The records below must be retyped exactly.

--- start Supplied entries ---

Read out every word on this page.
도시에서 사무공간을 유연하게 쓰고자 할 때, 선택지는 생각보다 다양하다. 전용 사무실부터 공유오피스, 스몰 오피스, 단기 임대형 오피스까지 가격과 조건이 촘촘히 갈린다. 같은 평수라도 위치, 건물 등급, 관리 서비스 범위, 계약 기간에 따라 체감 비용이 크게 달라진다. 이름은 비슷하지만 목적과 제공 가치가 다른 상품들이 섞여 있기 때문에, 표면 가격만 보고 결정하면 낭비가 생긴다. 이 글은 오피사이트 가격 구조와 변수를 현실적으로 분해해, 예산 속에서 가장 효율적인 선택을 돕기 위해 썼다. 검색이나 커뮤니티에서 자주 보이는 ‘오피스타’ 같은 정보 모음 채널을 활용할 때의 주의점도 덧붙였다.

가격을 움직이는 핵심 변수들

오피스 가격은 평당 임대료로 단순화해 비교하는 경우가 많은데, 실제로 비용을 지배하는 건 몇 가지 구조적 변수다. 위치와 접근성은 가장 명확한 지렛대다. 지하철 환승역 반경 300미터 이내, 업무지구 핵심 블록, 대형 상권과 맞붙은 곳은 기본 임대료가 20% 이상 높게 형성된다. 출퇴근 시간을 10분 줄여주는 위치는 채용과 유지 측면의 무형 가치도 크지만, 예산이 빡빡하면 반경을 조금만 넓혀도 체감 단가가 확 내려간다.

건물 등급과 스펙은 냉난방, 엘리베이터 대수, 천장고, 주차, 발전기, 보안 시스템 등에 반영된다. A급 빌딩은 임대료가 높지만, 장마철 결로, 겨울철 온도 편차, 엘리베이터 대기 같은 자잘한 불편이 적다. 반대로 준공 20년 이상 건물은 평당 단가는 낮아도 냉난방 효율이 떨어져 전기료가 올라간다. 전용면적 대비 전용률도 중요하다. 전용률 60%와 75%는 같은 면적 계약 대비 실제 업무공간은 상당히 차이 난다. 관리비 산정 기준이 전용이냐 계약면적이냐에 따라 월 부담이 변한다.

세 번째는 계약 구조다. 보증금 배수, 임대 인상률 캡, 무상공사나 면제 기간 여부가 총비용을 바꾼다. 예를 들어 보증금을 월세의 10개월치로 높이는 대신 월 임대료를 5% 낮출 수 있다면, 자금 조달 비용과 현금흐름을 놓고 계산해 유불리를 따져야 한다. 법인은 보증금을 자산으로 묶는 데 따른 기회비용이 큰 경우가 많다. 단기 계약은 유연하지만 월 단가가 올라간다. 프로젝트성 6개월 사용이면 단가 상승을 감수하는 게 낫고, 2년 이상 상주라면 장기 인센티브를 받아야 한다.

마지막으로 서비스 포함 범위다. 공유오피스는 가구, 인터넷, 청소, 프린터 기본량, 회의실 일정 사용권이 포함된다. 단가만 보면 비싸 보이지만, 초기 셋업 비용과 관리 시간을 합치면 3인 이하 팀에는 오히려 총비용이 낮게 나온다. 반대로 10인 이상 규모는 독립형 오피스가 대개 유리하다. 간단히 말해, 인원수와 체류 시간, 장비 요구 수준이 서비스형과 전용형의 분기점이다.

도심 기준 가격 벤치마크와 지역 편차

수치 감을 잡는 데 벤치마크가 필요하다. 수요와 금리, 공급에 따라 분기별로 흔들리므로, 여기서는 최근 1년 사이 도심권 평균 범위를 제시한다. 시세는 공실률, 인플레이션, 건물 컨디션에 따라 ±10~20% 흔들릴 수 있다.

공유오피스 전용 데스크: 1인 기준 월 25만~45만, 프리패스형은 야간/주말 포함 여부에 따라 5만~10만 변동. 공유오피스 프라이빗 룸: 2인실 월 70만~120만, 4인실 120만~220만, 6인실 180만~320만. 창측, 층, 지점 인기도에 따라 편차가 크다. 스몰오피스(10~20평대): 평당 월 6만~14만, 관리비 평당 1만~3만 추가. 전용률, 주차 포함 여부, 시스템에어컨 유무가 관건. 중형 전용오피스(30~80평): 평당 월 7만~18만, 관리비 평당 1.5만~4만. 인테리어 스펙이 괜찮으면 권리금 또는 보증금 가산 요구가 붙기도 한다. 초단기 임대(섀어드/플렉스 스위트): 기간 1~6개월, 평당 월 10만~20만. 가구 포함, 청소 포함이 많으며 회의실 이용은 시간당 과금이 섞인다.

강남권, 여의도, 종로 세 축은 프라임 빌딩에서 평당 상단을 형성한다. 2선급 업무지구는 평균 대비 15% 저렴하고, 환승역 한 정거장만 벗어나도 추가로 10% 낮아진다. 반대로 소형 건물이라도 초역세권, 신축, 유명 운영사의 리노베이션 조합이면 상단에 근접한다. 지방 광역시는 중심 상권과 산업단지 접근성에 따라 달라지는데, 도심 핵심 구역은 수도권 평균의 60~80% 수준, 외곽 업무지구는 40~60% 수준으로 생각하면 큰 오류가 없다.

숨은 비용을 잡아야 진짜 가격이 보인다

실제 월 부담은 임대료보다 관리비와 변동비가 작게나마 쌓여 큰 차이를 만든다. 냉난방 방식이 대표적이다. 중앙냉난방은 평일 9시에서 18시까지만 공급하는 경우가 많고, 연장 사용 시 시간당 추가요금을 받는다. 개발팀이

--- end Supplied entries ---

*The reply*
Read out every word on this page.
도시에서 사무공간을 유연하게 쓰고자 할 때, 선택지는 생각보다 다양하다. 전용 사무실부터 공유오피스, 스몰 오피스, 단기 임대형 오피스까지 가격과 조건이 촘촘히 갈린다. 같은 평수라도 위치, 건물 등급, 관리 서비스 범위, 계약 기간에 따라 체감 비용이 크게 달라진다. 이름은 비슷하지만 목적과 제공 가치가 다른 상품들이 섞여 있기 때문에, 표면 가격만 보고 결정하면 낭비가 생긴다. 이 글은 오피사이트 가격 구조와 변수를 현실적으로 분해해, 예산 속에서 가장 효율적인 선택을 돕기 위해 썼다. 검색이나 커뮤니티에서 자주 보이는 ‘오피스타’ 같은 정보 모음 채널을 활용할 때의 주의점도 덧붙였다.

가격을 움직이는 핵심 변수들

오피스 가격은 평당 임대료로 단순화해 비교하는 경우가 많은데, 실제로 비용을 지배하는 건 몇 가지 구조적 변수다. 위치와 접근성은 가장 명확한 지렛대다. 지하철 환승역 반경 300미터 이내, 업무지구 핵심 블록, 대형 상권과 맞붙은 곳은 기본 임대료가 20% 이상 높게 형성된다. 출퇴근 시간을 10분 줄여주는 위치는 채용과 유지 측면의 무형 가치도 크지만, 예산이 빡빡하면 반경을 조금만 넓혀도 체감 단가가 확 내려간다.

건물 등급과 스펙은 냉난방, 엘리베이터 대수, 천장고, 주차, 발전기, 보안 시스템 등에 반영된다. A급 빌딩은 임대료가 높지만, 장마철 결로, 겨울철 온도 편차, 엘리베이터 대기 같은 자잘한 불편이 적다. 반대로 준공 20년 이상 건물은 평당 단가는 낮아도 냉난방 효율이 떨어져 전기료가 올라간다. 전용면적 대비 전용률도 중요하다. 전용률 60%와 75%는 같은 면적 계약 대비 실제 업무공간은 상당히 차이 난다. 관리비 산정 기준이 전용이냐 계약면적이냐에 따라 월 부담이 변한다.

세 번째는 계약 구조다. 보증금 배수, 임대 인상률 캡, 무상공사나 면제 기간 여부가 총비용을 바꾼다. 예를 들어 보증금을 월세의 10개월치로 높이는 대신 월 임대료를 5% 낮출 수 있다면, 자금 조달 비용과 현금흐름을 놓고 계산해 유불리를 따져야 한다. 법인은 보증금을 자산으로 묶는 데 따른 기회비용이 큰 경우가 많다. 단기 계약은 유연하지만 월 단가가 올라간다. 프로젝트성 6개월 사용이면 단가 상승을 감수하는 게 낫고, 2년 이상 상주라면 장기 인센티브를 받아야 한다.

마지막으로 서비스 포함 범위다. 공유오피스는 가구, 인터넷, 청소, 프린터 기본량, 회의실 일정 사용권이 포함된다. 단가만 보면 비싸 보이지만, 초기 셋업 비용과 관리 시간을 합치면 3인 이하 팀에는 오히려 총비용이 낮게 나온다. 반대로 10인 이상 규모는 독립형 오피스가 대개 유리하다. 간단히 말해, 인원수와 체류 시간, 장비 요구 수준이 서비스형과 전용형의 분기점이다.

도심 기준 가격 벤치마크와 지역 편차

수치 감을 잡는 데 벤치마크가 필요하다. 수요와 금리, 공급에 따라 분기별로 흔들리므로, 여기서는 최근 1년 사이 도심권 평균 범위를 제시한다. 시세는 공실률, 인플레이션, 건물 컨디션에 따라 ±10~20% 흔들릴 수 있다.

공유오피스 전용 데스크: 1인 기준 월 25만~45만, 프리패스형은 야간/주말 포함 여부에 따라 5만~10만 변동. 공유오피스 프라이빗 룸: 2인실 월 70만~120만, 4인실 120만~220만, 6인실 180만~320만. 창측, 층, 지점 인기도에 따라 편차가 크다. 스몰오피스(10~20평대): 평당 월 6만~14만, 관리비 평당 1만~3만 추가. 전용률, 주차 포함 여부, 시스템에어컨 유무가 관건. 중형 전용오피스(30~80평): 평당 월 7만~18만, 관리비 평당 1.5만~4만. 인테리어 스펙이 괜찮으면 권리금 또는 보증금 가산 요구가 붙기도 한다. 초단기 임대(섀어드/플렉스 스위트): 기간 1~6개월, 평당 월 10만~20만. 가구 포함, 청소 포함이 많으며 회의실 이용은 시간당 과금이 섞인다.

강남권, 여의도, 종로 세 축은 프라임 빌딩에서 평당 상단을 형성한다. 2선급 업무지구는 평균 대비 15% 저렴하고, 환승역 한 정거장만 벗어나도 추가로 10% 낮아진다. 반대로 소형 건물이라도 초역세권, 신축, 유명 운영사의 리노베이션 조합이면 상단에 근접한다. 지방 광역시는 중심 상권과 산업단지 접근성에 따라 달라지는데, 도심 핵심 구역은 수도권 평균의 60~80% 수준, 외곽 업무지구는 40~60% 수준으로 생각하면 큰 오류가 없다.

숨은 비용을 잡아야 진짜 가격이 보인다

실제 월 부담은 임대료보다 관리비와 변동비가 작게나마 쌓여 큰 차이를 만든다. 냉난방 방식이 대표적이다. 중앙냉난방은 평일 9시에서 18시까지만 공급하는 경우가 많고, 연장 사용 시 시간당 추가요금을 받는다. 개발팀이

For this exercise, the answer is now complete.